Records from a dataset
_ _ _ _
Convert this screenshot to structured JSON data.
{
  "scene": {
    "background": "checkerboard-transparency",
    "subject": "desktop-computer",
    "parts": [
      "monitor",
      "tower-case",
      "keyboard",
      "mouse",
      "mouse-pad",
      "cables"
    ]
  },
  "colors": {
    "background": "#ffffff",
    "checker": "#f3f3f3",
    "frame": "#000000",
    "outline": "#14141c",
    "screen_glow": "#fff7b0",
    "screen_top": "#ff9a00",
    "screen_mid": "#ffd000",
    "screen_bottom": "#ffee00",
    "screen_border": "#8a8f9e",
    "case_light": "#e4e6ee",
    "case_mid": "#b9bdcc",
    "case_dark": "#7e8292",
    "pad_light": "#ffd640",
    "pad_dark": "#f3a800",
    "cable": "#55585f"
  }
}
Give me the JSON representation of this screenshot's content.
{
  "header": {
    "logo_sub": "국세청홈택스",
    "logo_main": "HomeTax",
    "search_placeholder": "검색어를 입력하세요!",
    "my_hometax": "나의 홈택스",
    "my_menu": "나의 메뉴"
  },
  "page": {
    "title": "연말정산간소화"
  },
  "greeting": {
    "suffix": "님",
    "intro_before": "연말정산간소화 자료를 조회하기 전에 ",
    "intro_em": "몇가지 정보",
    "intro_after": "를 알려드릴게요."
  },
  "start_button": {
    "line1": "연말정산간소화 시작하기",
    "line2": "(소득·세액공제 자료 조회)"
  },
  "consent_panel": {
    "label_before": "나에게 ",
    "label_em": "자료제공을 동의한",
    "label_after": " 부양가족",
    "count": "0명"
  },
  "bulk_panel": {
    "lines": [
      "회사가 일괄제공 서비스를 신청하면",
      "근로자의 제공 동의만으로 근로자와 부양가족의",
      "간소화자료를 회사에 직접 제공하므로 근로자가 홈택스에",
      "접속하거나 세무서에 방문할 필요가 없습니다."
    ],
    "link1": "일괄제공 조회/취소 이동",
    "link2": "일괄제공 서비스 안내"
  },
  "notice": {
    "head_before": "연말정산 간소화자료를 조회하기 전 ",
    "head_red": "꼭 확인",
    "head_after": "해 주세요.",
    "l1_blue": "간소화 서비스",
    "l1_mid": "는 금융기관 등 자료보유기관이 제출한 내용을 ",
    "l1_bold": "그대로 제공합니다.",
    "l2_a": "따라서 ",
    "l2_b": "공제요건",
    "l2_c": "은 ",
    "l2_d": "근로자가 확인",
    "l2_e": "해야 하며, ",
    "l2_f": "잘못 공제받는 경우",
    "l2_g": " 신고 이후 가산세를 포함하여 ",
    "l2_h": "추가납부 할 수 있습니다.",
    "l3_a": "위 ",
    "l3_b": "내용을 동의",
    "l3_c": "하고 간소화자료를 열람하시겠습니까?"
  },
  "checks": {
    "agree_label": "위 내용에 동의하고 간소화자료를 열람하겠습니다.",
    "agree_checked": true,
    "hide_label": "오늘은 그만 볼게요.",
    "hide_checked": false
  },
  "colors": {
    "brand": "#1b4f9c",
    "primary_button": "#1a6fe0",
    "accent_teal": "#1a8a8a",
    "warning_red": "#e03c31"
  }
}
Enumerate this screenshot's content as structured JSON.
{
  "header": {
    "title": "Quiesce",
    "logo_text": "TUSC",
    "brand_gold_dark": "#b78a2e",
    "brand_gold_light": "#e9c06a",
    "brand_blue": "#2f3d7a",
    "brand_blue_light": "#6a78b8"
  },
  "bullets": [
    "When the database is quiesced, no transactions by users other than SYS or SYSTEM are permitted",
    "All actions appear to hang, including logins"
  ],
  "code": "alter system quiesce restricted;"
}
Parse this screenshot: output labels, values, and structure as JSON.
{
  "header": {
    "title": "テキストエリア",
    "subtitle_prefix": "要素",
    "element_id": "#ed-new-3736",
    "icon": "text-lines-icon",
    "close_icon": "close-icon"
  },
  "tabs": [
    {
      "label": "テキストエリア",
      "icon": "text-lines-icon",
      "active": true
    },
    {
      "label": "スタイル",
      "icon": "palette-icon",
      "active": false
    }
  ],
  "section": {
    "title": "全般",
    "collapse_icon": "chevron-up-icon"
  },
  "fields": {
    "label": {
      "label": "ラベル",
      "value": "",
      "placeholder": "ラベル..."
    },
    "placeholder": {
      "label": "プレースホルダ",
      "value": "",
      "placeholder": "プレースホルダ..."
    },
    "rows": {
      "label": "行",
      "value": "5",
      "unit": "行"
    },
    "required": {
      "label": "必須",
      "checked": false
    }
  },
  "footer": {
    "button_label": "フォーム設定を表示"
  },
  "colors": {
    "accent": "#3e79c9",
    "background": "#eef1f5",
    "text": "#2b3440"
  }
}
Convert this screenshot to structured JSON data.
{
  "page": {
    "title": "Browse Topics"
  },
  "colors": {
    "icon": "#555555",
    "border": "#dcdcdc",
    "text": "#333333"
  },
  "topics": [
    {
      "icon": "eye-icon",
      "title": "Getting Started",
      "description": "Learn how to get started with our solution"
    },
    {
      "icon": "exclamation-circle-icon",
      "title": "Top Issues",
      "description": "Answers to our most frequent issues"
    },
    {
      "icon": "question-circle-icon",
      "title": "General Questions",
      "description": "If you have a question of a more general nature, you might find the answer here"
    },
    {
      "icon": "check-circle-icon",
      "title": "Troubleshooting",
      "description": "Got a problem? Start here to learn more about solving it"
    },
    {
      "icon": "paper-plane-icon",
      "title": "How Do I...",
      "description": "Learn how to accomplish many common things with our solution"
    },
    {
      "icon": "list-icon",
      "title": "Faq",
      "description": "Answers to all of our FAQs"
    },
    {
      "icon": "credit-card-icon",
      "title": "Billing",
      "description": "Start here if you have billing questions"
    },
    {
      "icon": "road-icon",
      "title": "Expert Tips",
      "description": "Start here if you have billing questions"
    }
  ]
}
_ _ _ _
**Aim of the task**
Report all lines of the data that include the word "일괄제공".

**Worked answer**
      "회사가 일괄제공 서비스를 신청하면",
    "link1": "일괄제공 조회/취소 이동",
    "link2": "일괄제공 서비스 안내"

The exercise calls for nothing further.